_Exercise instructions_. Spot each line in the records below where the word "krocząca" occurs, then copy it.

_Data entries_.

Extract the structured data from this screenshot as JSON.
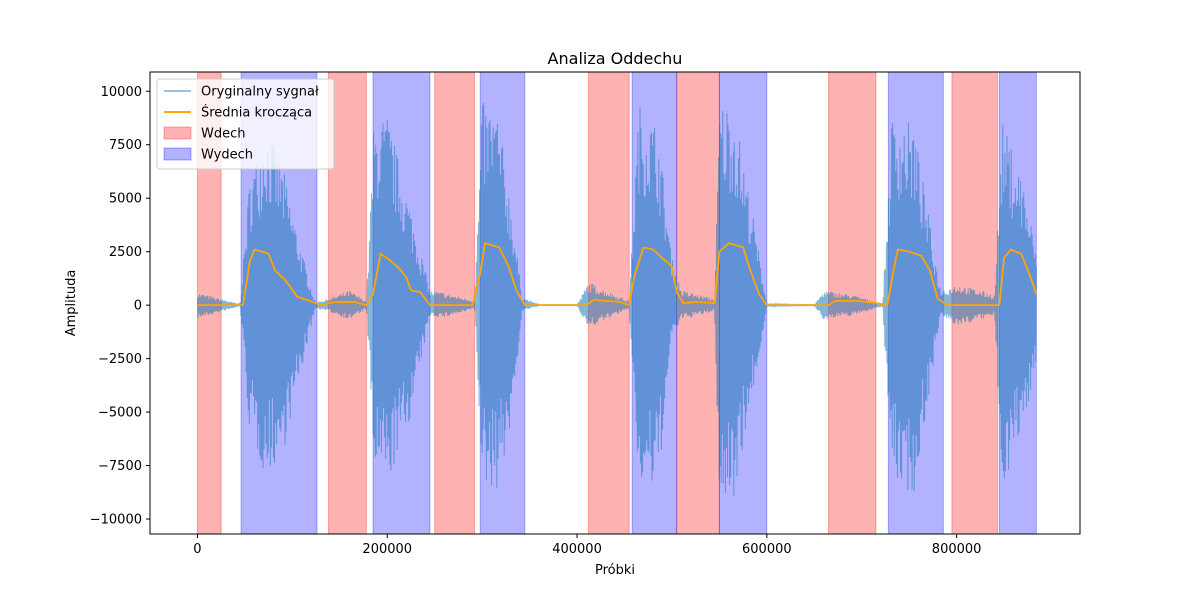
{
  "chart_data": {
    "type": "line",
    "title": "Analiza Oddechu",
    "xlabel": "Próbki",
    "ylabel": "Amplituda",
    "xlim": [
      -50000,
      930000
    ],
    "ylim": [
      -10700,
      10900
    ],
    "xticks": [
      0,
      200000,
      400000,
      600000,
      800000
    ],
    "yticks": [
      -10000,
      -7500,
      -5000,
      -2500,
      0,
      2500,
      5000,
      7500,
      10000
    ],
    "grid": false,
    "legend_position": "top-left",
    "series": [
      {
        "name": "Oryginalny sygnał",
        "color": "#1f77b4",
        "envelope": [
          [
            0,
            600,
            -650
          ],
          [
            25000,
            300,
            -350
          ],
          [
            45000,
            40,
            -40
          ],
          [
            55000,
            6000,
            -6000
          ],
          [
            72000,
            8500,
            -8100
          ],
          [
            90000,
            6500,
            -7000
          ],
          [
            110000,
            2500,
            -3000
          ],
          [
            124000,
            150,
            -150
          ],
          [
            138000,
            300,
            -300
          ],
          [
            160000,
            700,
            -700
          ],
          [
            178000,
            200,
            -200
          ],
          [
            186000,
            8600,
            -7800
          ],
          [
            200000,
            9000,
            -8600
          ],
          [
            225000,
            4500,
            -5200
          ],
          [
            245000,
            700,
            -500
          ],
          [
            258000,
            600,
            -600
          ],
          [
            285000,
            300,
            -300
          ],
          [
            292000,
            200,
            -100
          ],
          [
            300000,
            9500,
            -8500
          ],
          [
            315000,
            9400,
            -8700
          ],
          [
            330000,
            5000,
            -6000
          ],
          [
            342000,
            400,
            -300
          ],
          [
            360000,
            20,
            -20
          ],
          [
            400000,
            20,
            -20
          ],
          [
            412000,
            1100,
            -1100
          ],
          [
            440000,
            500,
            -500
          ],
          [
            455000,
            200,
            -200
          ],
          [
            465000,
            9500,
            -8700
          ],
          [
            485000,
            8500,
            -8800
          ],
          [
            500000,
            2200,
            -1500
          ],
          [
            510000,
            700,
            -700
          ],
          [
            545000,
            300,
            -300
          ],
          [
            550000,
            9600,
            -9700
          ],
          [
            565000,
            9500,
            -9000
          ],
          [
            590000,
            3000,
            -3000
          ],
          [
            600000,
            50,
            -50
          ],
          [
            650000,
            20,
            -20
          ],
          [
            660000,
            700,
            -700
          ],
          [
            690000,
            500,
            -500
          ],
          [
            712000,
            200,
            -200
          ],
          [
            722000,
            60,
            -60
          ],
          [
            732000,
            9000,
            -8200
          ],
          [
            755000,
            8500,
            -9000
          ],
          [
            783000,
            700,
            -500
          ],
          [
            800000,
            1000,
            -1000
          ],
          [
            840000,
            500,
            -500
          ],
          [
            848000,
            8600,
            -8500
          ],
          [
            870000,
            6000,
            -6000
          ],
          [
            884000,
            2500,
            -2500
          ]
        ]
      },
      {
        "name": "Średnia krocząca",
        "color": "#ffa500",
        "points": [
          [
            0,
            0
          ],
          [
            25000,
            0
          ],
          [
            48000,
            0
          ],
          [
            55000,
            2000
          ],
          [
            60000,
            2600
          ],
          [
            68000,
            2500
          ],
          [
            75000,
            2400
          ],
          [
            82000,
            1600
          ],
          [
            92000,
            1200
          ],
          [
            105000,
            400
          ],
          [
            118000,
            200
          ],
          [
            130000,
            0
          ],
          [
            145000,
            150
          ],
          [
            165000,
            150
          ],
          [
            178000,
            0
          ],
          [
            185000,
            500
          ],
          [
            193000,
            2400
          ],
          [
            203000,
            2100
          ],
          [
            213000,
            1700
          ],
          [
            220000,
            1300
          ],
          [
            225000,
            700
          ],
          [
            235000,
            600
          ],
          [
            245000,
            0
          ],
          [
            290000,
            0
          ],
          [
            298000,
            1500
          ],
          [
            303000,
            2900
          ],
          [
            318000,
            2700
          ],
          [
            328000,
            1800
          ],
          [
            336000,
            700
          ],
          [
            345000,
            0
          ],
          [
            410000,
            0
          ],
          [
            418000,
            250
          ],
          [
            430000,
            200
          ],
          [
            445000,
            150
          ],
          [
            455000,
            0
          ],
          [
            460000,
            1300
          ],
          [
            470000,
            2700
          ],
          [
            480000,
            2600
          ],
          [
            490000,
            2200
          ],
          [
            500000,
            1800
          ],
          [
            505000,
            600
          ],
          [
            512000,
            100
          ],
          [
            525000,
            150
          ],
          [
            545000,
            100
          ],
          [
            550000,
            2500
          ],
          [
            560000,
            2900
          ],
          [
            575000,
            2700
          ],
          [
            582000,
            1700
          ],
          [
            592000,
            500
          ],
          [
            600000,
            0
          ],
          [
            665000,
            0
          ],
          [
            672000,
            200
          ],
          [
            695000,
            200
          ],
          [
            715000,
            100
          ],
          [
            727000,
            0
          ],
          [
            733000,
            1500
          ],
          [
            738000,
            2600
          ],
          [
            750000,
            2500
          ],
          [
            763000,
            2300
          ],
          [
            772000,
            1600
          ],
          [
            780000,
            300
          ],
          [
            790000,
            0
          ],
          [
            845000,
            0
          ],
          [
            850000,
            2200
          ],
          [
            857000,
            2600
          ],
          [
            868000,
            2400
          ],
          [
            878000,
            1300
          ],
          [
            884000,
            500
          ]
        ]
      }
    ],
    "shaded_regions": {
      "Wdech": {
        "color": "#ff0000",
        "spans": [
          [
            0,
            25000
          ],
          [
            138000,
            178000
          ],
          [
            250000,
            292000
          ],
          [
            412000,
            455000
          ],
          [
            505000,
            550000
          ],
          [
            665000,
            715000
          ],
          [
            795000,
            843000
          ]
        ]
      },
      "Wydech": {
        "color": "#0000ff",
        "spans": [
          [
            46000,
            126000
          ],
          [
            185000,
            245000
          ],
          [
            298000,
            345000
          ],
          [
            458000,
            505000
          ],
          [
            550000,
            600000
          ],
          [
            728000,
            786000
          ],
          [
            845000,
            884000
          ]
        ]
      }
    },
    "legend": [
      {
        "label": "Oryginalny sygnał",
        "kind": "line",
        "color": "#1f77b4"
      },
      {
        "label": "Średnia krocząca",
        "kind": "line",
        "color": "#ffa500"
      },
      {
        "label": "Wdech",
        "kind": "patch",
        "color": "#ff0000"
      },
      {
        "label": "Wydech",
        "kind": "patch",
        "color": "#0000ff"
      }
    ]
  }
}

_The reply_.
        "name": "Średnia krocząca",
        "label": "Średnia krocząca",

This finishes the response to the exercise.